Count how many lines contain the word "ОЧЕНЬ". Please give only the number.

══ Provided data

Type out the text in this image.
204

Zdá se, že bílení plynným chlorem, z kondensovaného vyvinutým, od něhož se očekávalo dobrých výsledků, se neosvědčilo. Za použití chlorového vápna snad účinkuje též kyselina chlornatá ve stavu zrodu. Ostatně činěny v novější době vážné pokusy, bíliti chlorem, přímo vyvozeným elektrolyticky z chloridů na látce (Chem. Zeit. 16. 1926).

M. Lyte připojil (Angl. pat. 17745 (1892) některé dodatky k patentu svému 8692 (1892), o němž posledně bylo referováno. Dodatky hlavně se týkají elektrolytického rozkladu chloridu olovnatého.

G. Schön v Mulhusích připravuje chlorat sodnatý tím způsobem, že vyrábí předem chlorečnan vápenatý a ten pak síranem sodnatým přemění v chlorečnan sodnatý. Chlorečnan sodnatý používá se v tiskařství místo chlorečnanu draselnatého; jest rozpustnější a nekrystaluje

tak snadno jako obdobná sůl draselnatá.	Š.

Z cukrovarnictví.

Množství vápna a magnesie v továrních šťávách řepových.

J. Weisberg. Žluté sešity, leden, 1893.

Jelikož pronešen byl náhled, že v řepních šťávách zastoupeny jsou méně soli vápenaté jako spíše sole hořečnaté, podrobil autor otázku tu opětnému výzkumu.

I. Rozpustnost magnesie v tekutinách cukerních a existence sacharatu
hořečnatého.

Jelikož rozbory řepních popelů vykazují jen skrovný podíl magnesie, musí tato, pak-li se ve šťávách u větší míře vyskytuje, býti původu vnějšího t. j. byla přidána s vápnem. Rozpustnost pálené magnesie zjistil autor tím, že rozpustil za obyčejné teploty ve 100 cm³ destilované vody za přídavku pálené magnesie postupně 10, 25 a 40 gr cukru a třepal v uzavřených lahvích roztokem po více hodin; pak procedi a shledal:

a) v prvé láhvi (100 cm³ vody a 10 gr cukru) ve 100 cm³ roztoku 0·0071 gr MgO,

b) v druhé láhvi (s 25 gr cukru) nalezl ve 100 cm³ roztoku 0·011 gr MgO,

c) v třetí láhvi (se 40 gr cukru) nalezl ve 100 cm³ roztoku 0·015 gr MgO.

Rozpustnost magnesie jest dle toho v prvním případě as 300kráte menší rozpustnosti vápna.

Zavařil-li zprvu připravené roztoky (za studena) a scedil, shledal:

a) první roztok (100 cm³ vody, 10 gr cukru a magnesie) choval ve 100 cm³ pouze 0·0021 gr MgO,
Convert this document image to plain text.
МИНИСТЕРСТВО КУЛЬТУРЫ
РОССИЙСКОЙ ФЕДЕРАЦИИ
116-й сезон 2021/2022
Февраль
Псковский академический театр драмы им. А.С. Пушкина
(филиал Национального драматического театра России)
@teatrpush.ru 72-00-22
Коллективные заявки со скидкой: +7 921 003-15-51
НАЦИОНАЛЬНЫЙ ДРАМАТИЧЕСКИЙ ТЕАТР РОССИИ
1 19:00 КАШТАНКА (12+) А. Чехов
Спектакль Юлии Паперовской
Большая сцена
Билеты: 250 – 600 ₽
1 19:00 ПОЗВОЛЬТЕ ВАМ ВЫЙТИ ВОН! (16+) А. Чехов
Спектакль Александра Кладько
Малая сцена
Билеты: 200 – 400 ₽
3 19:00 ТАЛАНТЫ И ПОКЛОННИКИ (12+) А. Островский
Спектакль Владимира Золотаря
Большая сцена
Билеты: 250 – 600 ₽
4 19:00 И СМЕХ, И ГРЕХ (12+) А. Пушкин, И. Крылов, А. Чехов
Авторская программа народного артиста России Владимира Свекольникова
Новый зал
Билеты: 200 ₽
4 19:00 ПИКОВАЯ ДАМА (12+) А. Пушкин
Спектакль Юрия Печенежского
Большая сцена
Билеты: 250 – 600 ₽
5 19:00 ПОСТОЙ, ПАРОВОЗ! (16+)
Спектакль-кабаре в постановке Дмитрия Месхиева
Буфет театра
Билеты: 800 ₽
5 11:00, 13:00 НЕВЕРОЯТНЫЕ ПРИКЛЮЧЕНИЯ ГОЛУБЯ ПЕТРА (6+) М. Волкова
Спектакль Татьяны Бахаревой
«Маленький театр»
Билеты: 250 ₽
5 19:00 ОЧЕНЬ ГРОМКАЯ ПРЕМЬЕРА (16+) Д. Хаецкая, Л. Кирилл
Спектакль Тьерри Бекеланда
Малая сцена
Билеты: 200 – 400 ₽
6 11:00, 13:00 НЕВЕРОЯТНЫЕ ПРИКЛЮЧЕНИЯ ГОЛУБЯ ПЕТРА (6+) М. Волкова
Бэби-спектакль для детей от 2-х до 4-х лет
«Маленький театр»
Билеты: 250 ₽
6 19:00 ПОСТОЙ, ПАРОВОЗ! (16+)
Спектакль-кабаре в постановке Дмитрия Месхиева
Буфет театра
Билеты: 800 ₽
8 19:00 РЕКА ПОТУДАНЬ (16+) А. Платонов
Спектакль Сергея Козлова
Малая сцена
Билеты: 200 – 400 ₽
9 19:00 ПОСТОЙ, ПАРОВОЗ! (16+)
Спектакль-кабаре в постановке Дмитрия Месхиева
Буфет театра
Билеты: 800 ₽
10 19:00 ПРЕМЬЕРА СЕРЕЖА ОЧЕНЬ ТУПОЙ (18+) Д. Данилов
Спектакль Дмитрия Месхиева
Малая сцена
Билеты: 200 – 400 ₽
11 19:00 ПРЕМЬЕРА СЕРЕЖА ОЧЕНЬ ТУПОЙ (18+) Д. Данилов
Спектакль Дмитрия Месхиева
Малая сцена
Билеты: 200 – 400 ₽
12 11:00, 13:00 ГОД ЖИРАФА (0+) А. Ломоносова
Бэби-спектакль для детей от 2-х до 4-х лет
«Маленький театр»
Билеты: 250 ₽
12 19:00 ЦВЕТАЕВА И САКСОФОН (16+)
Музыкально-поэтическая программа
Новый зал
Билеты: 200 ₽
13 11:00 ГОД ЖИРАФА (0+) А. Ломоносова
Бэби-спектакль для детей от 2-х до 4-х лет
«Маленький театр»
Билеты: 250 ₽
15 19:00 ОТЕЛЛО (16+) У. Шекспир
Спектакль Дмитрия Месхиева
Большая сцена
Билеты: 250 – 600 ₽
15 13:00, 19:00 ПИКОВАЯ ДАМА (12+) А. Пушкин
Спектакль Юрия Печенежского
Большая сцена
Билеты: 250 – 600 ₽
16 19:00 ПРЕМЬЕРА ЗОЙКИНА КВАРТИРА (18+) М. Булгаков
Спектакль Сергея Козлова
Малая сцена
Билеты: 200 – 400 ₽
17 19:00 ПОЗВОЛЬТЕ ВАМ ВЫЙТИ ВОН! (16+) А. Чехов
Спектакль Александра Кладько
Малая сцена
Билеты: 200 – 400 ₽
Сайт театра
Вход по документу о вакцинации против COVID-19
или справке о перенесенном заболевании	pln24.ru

════

• _Answer below_
3